Determine the number of lines containing the word "icon", and state that figure alone.

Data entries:
+ + +
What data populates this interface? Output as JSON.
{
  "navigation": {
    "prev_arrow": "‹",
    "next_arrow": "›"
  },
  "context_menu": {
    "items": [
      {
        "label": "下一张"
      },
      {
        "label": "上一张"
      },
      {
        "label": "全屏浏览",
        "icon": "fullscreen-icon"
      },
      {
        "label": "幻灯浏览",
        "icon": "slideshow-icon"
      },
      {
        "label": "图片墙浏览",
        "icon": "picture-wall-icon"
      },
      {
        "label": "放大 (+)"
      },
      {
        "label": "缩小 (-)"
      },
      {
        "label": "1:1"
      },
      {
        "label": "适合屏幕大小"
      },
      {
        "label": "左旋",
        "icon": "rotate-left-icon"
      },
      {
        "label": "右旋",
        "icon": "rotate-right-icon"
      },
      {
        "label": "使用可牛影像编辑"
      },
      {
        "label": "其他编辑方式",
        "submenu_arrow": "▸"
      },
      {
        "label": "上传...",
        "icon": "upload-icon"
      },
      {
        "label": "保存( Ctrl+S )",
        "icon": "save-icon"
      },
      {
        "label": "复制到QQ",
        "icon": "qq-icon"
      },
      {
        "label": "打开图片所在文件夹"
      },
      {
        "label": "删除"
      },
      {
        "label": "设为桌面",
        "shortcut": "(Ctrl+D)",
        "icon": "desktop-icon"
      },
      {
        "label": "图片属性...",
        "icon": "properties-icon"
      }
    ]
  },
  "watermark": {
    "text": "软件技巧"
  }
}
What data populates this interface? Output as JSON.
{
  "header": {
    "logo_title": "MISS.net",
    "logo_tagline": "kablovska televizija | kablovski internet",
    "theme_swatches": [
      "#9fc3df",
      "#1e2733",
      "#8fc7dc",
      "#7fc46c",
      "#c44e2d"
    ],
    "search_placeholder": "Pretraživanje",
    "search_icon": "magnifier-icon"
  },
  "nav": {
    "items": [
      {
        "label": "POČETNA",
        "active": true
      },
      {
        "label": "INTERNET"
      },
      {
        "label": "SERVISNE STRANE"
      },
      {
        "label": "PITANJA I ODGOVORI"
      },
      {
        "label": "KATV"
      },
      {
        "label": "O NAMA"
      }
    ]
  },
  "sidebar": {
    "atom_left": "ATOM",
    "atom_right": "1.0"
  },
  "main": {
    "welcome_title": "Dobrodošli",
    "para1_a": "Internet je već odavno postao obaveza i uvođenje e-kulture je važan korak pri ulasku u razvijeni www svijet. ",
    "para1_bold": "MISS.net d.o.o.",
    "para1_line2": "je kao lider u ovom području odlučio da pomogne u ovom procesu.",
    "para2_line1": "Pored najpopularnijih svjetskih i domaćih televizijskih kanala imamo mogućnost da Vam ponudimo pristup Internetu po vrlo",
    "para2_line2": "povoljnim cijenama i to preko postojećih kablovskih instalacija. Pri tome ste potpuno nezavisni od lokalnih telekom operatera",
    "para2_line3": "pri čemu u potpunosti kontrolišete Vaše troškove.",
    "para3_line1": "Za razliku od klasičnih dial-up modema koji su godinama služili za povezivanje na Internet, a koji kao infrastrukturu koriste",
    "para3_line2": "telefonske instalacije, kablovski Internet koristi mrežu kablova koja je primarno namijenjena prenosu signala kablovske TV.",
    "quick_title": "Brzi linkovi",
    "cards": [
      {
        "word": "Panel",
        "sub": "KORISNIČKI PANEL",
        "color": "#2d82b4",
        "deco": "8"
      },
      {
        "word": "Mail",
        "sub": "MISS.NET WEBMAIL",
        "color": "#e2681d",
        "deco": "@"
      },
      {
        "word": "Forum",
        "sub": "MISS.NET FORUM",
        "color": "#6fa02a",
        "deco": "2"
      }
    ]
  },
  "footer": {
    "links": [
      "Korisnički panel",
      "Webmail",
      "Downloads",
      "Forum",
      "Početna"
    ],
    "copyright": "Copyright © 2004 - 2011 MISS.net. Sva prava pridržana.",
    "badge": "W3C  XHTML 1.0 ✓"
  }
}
+ + +
**Task answer:**
11